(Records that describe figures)
****
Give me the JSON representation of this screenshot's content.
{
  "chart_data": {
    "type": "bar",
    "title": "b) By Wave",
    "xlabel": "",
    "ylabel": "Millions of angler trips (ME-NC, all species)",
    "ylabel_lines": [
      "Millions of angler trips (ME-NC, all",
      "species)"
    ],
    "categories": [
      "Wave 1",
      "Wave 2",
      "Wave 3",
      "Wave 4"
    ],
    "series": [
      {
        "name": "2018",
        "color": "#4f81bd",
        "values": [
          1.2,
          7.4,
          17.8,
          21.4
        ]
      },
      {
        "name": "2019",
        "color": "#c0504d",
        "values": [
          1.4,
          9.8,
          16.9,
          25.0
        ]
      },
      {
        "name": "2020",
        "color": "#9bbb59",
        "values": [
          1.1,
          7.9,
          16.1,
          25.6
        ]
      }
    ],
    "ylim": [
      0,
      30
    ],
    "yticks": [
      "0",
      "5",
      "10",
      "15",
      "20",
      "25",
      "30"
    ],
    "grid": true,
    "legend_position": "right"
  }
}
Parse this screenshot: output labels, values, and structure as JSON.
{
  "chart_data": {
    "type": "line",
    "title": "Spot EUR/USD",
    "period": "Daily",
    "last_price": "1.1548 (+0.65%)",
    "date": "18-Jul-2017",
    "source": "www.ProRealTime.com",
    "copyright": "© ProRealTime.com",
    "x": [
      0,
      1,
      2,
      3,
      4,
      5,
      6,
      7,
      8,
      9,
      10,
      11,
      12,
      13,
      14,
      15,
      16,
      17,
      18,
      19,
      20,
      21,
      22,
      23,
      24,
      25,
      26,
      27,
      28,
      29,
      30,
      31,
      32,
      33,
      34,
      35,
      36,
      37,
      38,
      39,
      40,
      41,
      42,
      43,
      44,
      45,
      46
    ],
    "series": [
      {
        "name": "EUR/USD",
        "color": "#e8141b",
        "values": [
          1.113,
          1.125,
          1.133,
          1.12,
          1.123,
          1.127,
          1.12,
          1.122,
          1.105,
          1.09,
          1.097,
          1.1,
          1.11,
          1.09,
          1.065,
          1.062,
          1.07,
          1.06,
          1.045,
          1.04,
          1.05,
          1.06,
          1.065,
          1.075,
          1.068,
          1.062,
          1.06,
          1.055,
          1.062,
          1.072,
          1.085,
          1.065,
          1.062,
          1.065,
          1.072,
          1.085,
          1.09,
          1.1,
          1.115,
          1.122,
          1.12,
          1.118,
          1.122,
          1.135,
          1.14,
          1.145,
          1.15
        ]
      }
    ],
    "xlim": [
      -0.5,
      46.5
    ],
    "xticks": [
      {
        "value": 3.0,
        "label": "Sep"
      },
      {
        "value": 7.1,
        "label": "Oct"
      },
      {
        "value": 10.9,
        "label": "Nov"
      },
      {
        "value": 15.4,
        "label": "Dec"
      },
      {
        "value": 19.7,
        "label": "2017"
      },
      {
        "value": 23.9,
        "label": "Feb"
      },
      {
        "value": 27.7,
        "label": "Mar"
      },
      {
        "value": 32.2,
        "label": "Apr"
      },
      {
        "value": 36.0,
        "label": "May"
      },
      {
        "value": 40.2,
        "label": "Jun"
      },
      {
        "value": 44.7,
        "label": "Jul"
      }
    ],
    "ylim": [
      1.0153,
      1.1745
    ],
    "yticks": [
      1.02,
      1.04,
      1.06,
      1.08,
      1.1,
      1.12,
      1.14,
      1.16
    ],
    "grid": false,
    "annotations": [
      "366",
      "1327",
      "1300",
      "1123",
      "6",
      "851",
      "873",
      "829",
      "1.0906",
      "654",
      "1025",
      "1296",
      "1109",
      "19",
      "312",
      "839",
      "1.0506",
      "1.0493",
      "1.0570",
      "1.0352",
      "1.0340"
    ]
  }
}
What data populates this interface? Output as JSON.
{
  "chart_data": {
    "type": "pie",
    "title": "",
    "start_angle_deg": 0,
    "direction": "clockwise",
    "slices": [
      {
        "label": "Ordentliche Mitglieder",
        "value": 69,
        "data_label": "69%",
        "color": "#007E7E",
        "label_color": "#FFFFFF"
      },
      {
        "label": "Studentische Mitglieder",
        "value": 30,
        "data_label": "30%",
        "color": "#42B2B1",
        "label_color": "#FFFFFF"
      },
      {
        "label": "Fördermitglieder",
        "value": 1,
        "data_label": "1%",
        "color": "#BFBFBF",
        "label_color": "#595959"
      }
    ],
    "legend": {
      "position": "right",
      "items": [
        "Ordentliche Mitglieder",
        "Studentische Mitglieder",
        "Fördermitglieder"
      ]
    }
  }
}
****
### Problem description
Copy out the whole listing exactly as written.

### Full answer
Give me the JSON representation of this screenshot's content.
{
  "chart_data": {
    "type": "bar",
    "title": "b) By Wave",
    "xlabel": "",
    "ylabel": "Millions of angler trips (ME-NC, all species)",
    "ylabel_lines": [
      "Millions of angler trips (ME-NC, all",
      "species)"
    ],
    "categories": [
      "Wave 1",
      "Wave 2",
      "Wave 3",
      "Wave 4"
    ],
    "series": [
      {
        "name": "2018",
        "color": "#4f81bd",
        "values": [
          1.2,
          7.4,
          17.8,
          21.4
        ]
      },
      {
        "name": "2019",
        "color": "#c0504d",
        "values": [
          1.4,
          9.8,
          16.9,
          25.0
        ]
      },
      {
        "name": "2020",
        "color": "#9bbb59",
        "values": [
          1.1,
          7.9,
          16.1,
          25.6
        ]
      }
    ],
    "ylim": [
      0,
      30
    ],
    "yticks": [
      "0",
      "5",
      "10",
      "15",
      "20",
      "25",
      "30"
    ],
    "grid": true,
    "legend_position": "right"
  }
}
Parse this screenshot: output labels, values, and structure as JSON.
{
  "chart_data": {
    "type": "line",
    "title": "Spot EUR/USD",
    "period": "Daily",
    "last_price": "1.1548 (+0.65%)",
    "date": "18-Jul-2017",
    "source": "www.ProRealTime.com",
    "copyright": "© ProRealTime.com",
    "x": [
      0,
      1,
      2,
      3,
      4,
      5,
      6,
      7,
      8,
      9,
      10,
      11,
      12,
      13,
      14,
      15,
      16,
      17,
      18,
      19,
      20,
      21,
      22,
      23,
      24,
      25,
      26,
      27,
      28,
      29,
      30,
      31,
      32,
      33,
      34,
      35,
      36,
      37,
      38,
      39,
      40,
      41,
      42,
      43,
      44,
      45,
      46
    ],
    "series": [
      {
        "name": "EUR/USD",
        "color": "#e8141b",
        "values": [
          1.113,
          1.125,
          1.133,
          1.12,
          1.123,
          1.127,
          1.12,
          1.122,
          1.105,
          1.09,
          1.097,
          1.1,
          1.11,
          1.09,
          1.065,
          1.062,
          1.07,
          1.06,
          1.045,
          1.04,
          1.05,
          1.06,
          1.065,
          1.075,
          1.068,
          1.062,
          1.06,
          1.055,
          1.062,
          1.072,
          1.085,
          1.065,
          1.062,
          1.065,
          1.072,
          1.085,
          1.09,
          1.1,
          1.115,
          1.122,
          1.12,
          1.118,
          1.122,
          1.135,
          1.14,
          1.145,
          1.15
        ]
      }
    ],
    "xlim": [
      -0.5,
      46.5
    ],
    "xticks": [
      {
        "value": 3.0,
        "label": "Sep"
      },
      {
        "value": 7.1,
        "label": "Oct"
      },
      {
        "value": 10.9,
        "label": "Nov"
      },
      {
        "value": 15.4,
        "label": "Dec"
      },
      {
        "value": 19.7,
        "label": "2017"
      },
      {
        "value": 23.9,
        "label": "Feb"
      },
      {
        "value": 27.7,
        "label": "Mar"
      },
      {
        "value": 32.2,
        "label": "Apr"
      },
      {
        "value": 36.0,
        "label": "May"
      },
      {
        "value": 40.2,
        "label": "Jun"
      },
      {
        "value": 44.7,
        "label": "Jul"
      }
    ],
    "ylim": [
      1.0153,
      1.1745
    ],
    "yticks": [
      1.02,
      1.04,
      1.06,
      1.08,
      1.1,
      1.12,
      1.14,
      1.16
    ],
    "grid": false,
    "annotations": [
      "366",
      "1327",
      "1300",
      "1123",
      "6",
      "851",
      "873",
      "829",
      "1.0906",
      "654",
      "1025",
      "1296",
      "1109",
      "19",
      "312",
      "839",
      "1.0506",
      "1.0493",
      "1.0570",
      "1.0352",
      "1.0340"
    ]
  }
}
What data populates this interface? Output as JSON.
{
  "chart_data": {
    "type": "pie",
    "title": "",
    "start_angle_deg": 0,
    "direction": "clockwise",
    "slices": [
      {
        "label": "Ordentliche Mitglieder",
        "value": 69,
        "data_label": "69%",
        "color": "#007E7E",
        "label_color": "#FFFFFF"
      },
      {
        "label": "Studentische Mitglieder",
        "value": 30,
        "data_label": "30%",
        "color": "#42B2B1",
        "label_color": "#FFFFFF"
      },
      {
        "label": "Fördermitglieder",
        "value": 1,
        "data_label": "1%",
        "color": "#BFBFBF",
        "label_color": "#595959"
      }
    ],
    "legend": {
      "position": "right",
      "items": [
        "Ordentliche Mitglieder",
        "Studentische Mitglieder",
        "Fördermitglieder"
      ]
    }
  }
}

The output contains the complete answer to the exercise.